### [Description of the task]
Exclude all pictures, then copy each of the records exactly as written.

### [Record set]
════

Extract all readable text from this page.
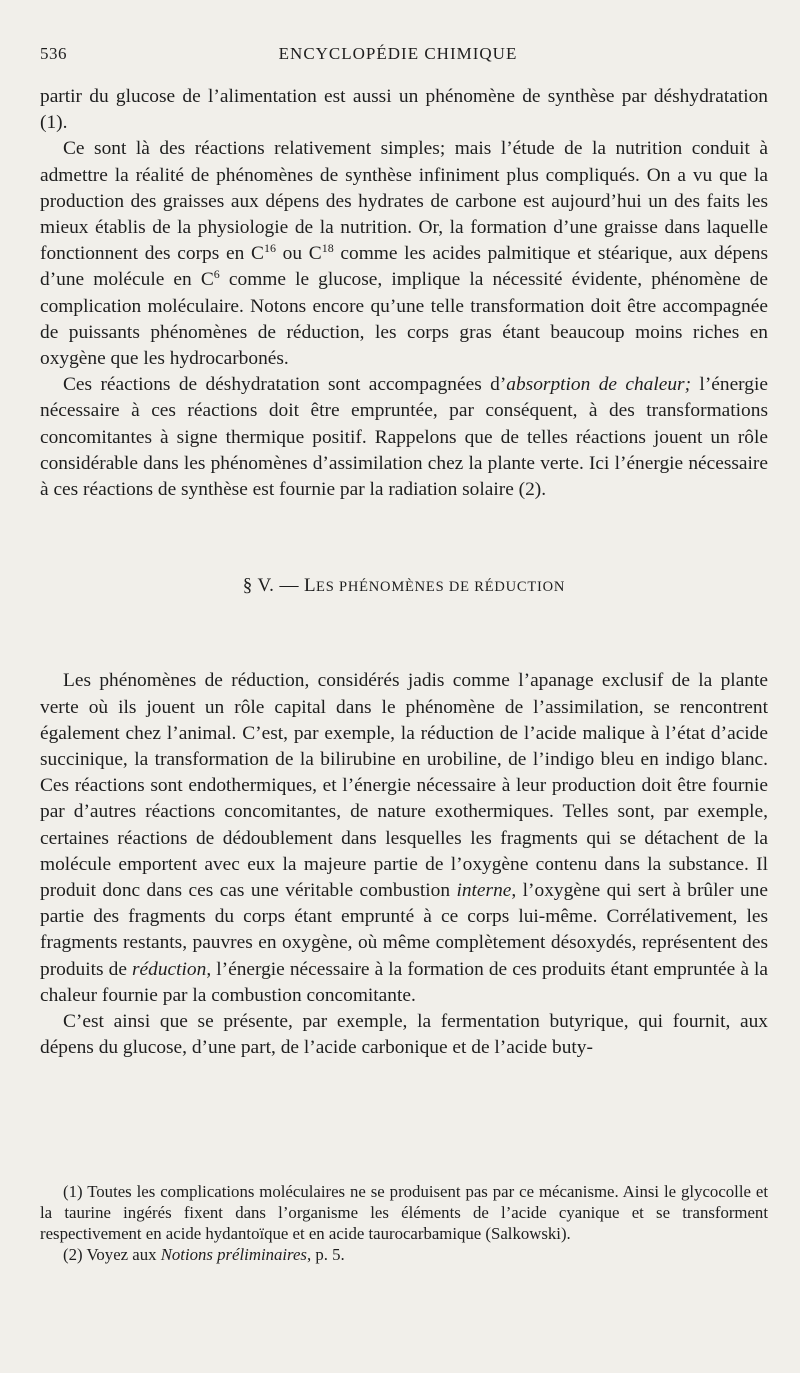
536	ENCYCLOPÉDIE CHIMIQUE

partir du glucose de l’alimentation est aussi un phénomène de synthèse par déshydratation (1).

Ce sont là des réactions relativement simples; mais l’étude de la nutrition conduit à admettre la réalité de phénomènes de synthèse infiniment plus compliqués. On a vu que la production des graisses aux dépens des hydrates de carbone est aujourd’hui un des faits les mieux établis de la physiologie de la nutrition. Or, la formation d’une graisse dans laquelle fonctionnent des corps en $C^{16}$ ou $C^{18}$ comme les acides palmitique et stéarique, aux dépens d’une molécule en $C^6$ comme le glucose, implique la nécessité évidente, phénomène de complication moléculaire. Notons encore qu’une telle transformation doit être accompagnée de puissants phénomènes de réduction, les corps gras étant beaucoup moins riches en oxygène que les hydrocarbonés.

Ces réactions de déshydratation sont accompagnées d’absorption de chaleur; l’énergie nécessaire à ces réactions doit être empruntée, par conséquent, à des transformations concomitantes à signe thermique positif. Rappelons que de telles réactions jouent un rôle considérable dans les phénomènes d’assimilation chez la plante verte. Ici l’énergie nécessaire à ces réactions de synthèse est fournie par la radiation solaire (2).

§ V. — LES PHÉNOMÈNES DE RÉDUCTION

Les phénomènes de réduction, considérés jadis comme l’apanage exclusif de la plante verte où ils jouent un rôle capital dans le phénomène de l’assimilation, se rencontrent également chez l’animal. C’est, par exemple, la réduction de l’acide malique à l’état d’acide succinique, la transformation de la bilirubine en urobiline, de l’indigo bleu en indigo blanc. Ces réactions sont endothermiques, et l’énergie nécessaire à leur production doit être fournie par d’autres réactions concomitantes, de nature exothermiques. Telles sont, par exemple, certaines réactions de dédoublement dans lesquelles les fragments qui se détachent de la molécule emportent avec eux la majeure partie de l’oxygène contenu dans la substance. Il produit donc dans ces cas une véritable combustion interne, l’oxygène qui sert à brûler une partie des fragments du corps étant emprunté à ce corps lui-même. Corrélativement, les fragments restants, pauvres en oxygène, où même complètement désoxydés, représentent des produits de réduction, l’énergie nécessaire à la formation de ces produits étant empruntée à la chaleur fournie par la combustion concomitante.

C’est ainsi que se présente, par exemple, la fermentation butyrique, qui fournit, aux dépens du glucose, d’une part, de l’acide carbonique et de l’acide buty-

(1) Toutes les complications moléculaires ne se produisent pas par ce mécanisme. Ainsi le glycocolle et la taurine ingérés fixent dans l’organisme les éléments de l’acide cyanique et se transforment respectivement en acide hydantoïque et en acide taurocarbamique (Salkowski).

(2) Voyez aux Notions préliminaires, p. 5.
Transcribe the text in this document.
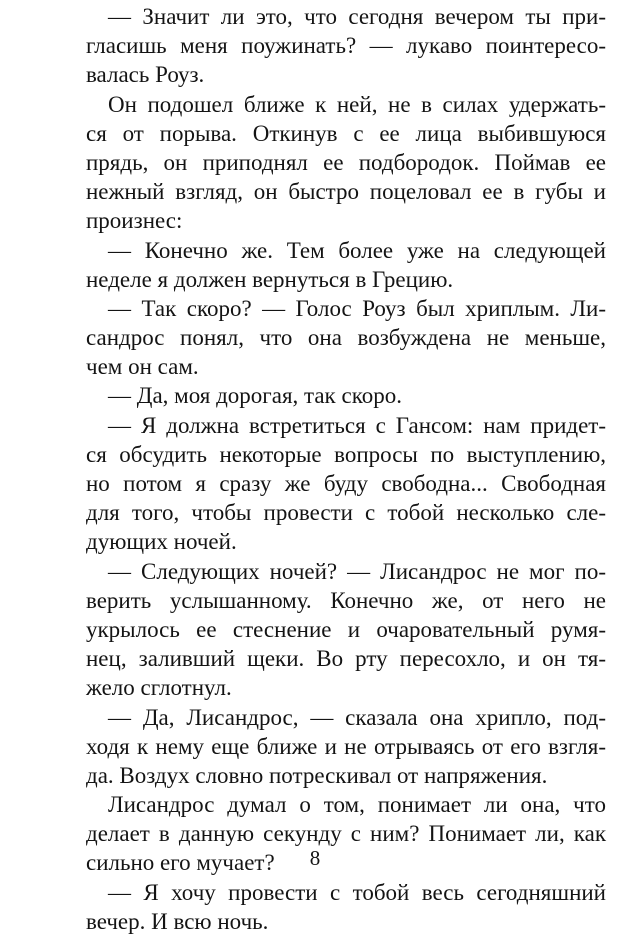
— Значит ли это, что сегодня вечером ты при-
гласишь меня поужинать? — лукаво поинтересо-
валась Роуз.
Он подошел ближе к ней, не в силах удержать-
ся от порыва. Откинув с ее лица выбившуюся
прядь, он приподнял ее подбородок. Поймав ее
нежный взгляд, он быстро поцеловал ее в губы и
произнес:
— Конечно же. Тем более уже на следующей
неделе я должен вернуться в Грецию.
— Так скоро? — Голос Роуз был хриплым. Ли-
сандрос понял, что она возбуждена не меньше,
чем он сам.
— Да, моя дорогая, так скоро.
— Я должна встретиться с Гансом: нам придет-
ся обсудить некоторые вопросы по выступлению,
но потом я сразу же буду свободна... Свободная
для того, чтобы провести с тобой несколько сле-
дующих ночей.
— Следующих ночей? — Лисандрос не мог по-
верить услышанному. Конечно же, от него не
укрылось ее стеснение и очаровательный румя-
нец, заливший щеки. Во рту пересохло, и он тя-
жело сглотнул.
— Да, Лисандрос, — сказала она хрипло, под-
ходя к нему еще ближе и не отрываясь от его взгля-
да. Воздух словно потрескивал от напряжения.
Лисандрос думал о том, понимает ли она, что
делает в данную секунду с ним? Понимает ли, как
сильно его мучает?
— Я хочу провести с тобой весь сегодняшний
вечер. И всю ночь.
8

════

### [Finished answer]
Extract all readable text from this page.
536	ENCYCLOPÉDIE CHIMIQUE

partir du glucose de l’alimentation est aussi un phénomène de synthèse par déshydratation (1).

Ce sont là des réactions relativement simples; mais l’étude de la nutrition conduit à admettre la réalité de phénomènes de synthèse infiniment plus compliqués. On a vu que la production des graisses aux dépens des hydrates de carbone est aujourd’hui un des faits les mieux établis de la physiologie de la nutrition. Or, la formation d’une graisse dans laquelle fonctionnent des corps en $C^{16}$ ou $C^{18}$ comme les acides palmitique et stéarique, aux dépens d’une molécule en $C^6$ comme le glucose, implique la nécessité évidente, phénomène de complication moléculaire. Notons encore qu’une telle transformation doit être accompagnée de puissants phénomènes de réduction, les corps gras étant beaucoup moins riches en oxygène que les hydrocarbonés.

Ces réactions de déshydratation sont accompagnées d’absorption de chaleur; l’énergie nécessaire à ces réactions doit être empruntée, par conséquent, à des transformations concomitantes à signe thermique positif. Rappelons que de telles réactions jouent un rôle considérable dans les phénomènes d’assimilation chez la plante verte. Ici l’énergie nécessaire à ces réactions de synthèse est fournie par la radiation solaire (2).

§ V. — LES PHÉNOMÈNES DE RÉDUCTION

Les phénomènes de réduction, considérés jadis comme l’apanage exclusif de la plante verte où ils jouent un rôle capital dans le phénomène de l’assimilation, se rencontrent également chez l’animal. C’est, par exemple, la réduction de l’acide malique à l’état d’acide succinique, la transformation de la bilirubine en urobiline, de l’indigo bleu en indigo blanc. Ces réactions sont endothermiques, et l’énergie nécessaire à leur production doit être fournie par d’autres réactions concomitantes, de nature exothermiques. Telles sont, par exemple, certaines réactions de dédoublement dans lesquelles les fragments qui se détachent de la molécule emportent avec eux la majeure partie de l’oxygène contenu dans la substance. Il produit donc dans ces cas une véritable combustion interne, l’oxygène qui sert à brûler une partie des fragments du corps étant emprunté à ce corps lui-même. Corrélativement, les fragments restants, pauvres en oxygène, où même complètement désoxydés, représentent des produits de réduction, l’énergie nécessaire à la formation de ces produits étant empruntée à la chaleur fournie par la combustion concomitante.

C’est ainsi que se présente, par exemple, la fermentation butyrique, qui fournit, aux dépens du glucose, d’une part, de l’acide carbonique et de l’acide buty-

(1) Toutes les complications moléculaires ne se produisent pas par ce mécanisme. Ainsi le glycocolle et la taurine ingérés fixent dans l’organisme les éléments de l’acide cyanique et se transforment respectivement en acide hydantoïque et en acide taurocarbamique (Salkowski).

(2) Voyez aux Notions préliminaires, p. 5.
Transcribe the text in this document.
— Значит ли это, что сегодня вечером ты при-
гласишь меня поужинать? — лукаво поинтересо-
валась Роуз.
Он подошел ближе к ней, не в силах удержать-
ся от порыва. Откинув с ее лица выбившуюся
прядь, он приподнял ее подбородок. Поймав ее
нежный взгляд, он быстро поцеловал ее в губы и
произнес:
— Конечно же. Тем более уже на следующей
неделе я должен вернуться в Грецию.
— Так скоро? — Голос Роуз был хриплым. Ли-
сандрос понял, что она возбуждена не меньше,
чем он сам.
— Да, моя дорогая, так скоро.
— Я должна встретиться с Гансом: нам придет-
ся обсудить некоторые вопросы по выступлению,
но потом я сразу же буду свободна... Свободная
для того, чтобы провести с тобой несколько сле-
дующих ночей.
— Следующих ночей? — Лисандрос не мог по-
верить услышанному. Конечно же, от него не
укрылось ее стеснение и очаровательный румя-
нец, заливший щеки. Во рту пересохло, и он тя-
жело сглотнул.
— Да, Лисандрос, — сказала она хрипло, под-
ходя к нему еще ближе и не отрываясь от его взгля-
да. Воздух словно потрескивал от напряжения.
Лисандрос думал о том, понимает ли она, что
делает в данную секунду с ним? Понимает ли, как
сильно его мучает?
— Я хочу провести с тобой весь сегодняшний
вечер. И всю ночь.
8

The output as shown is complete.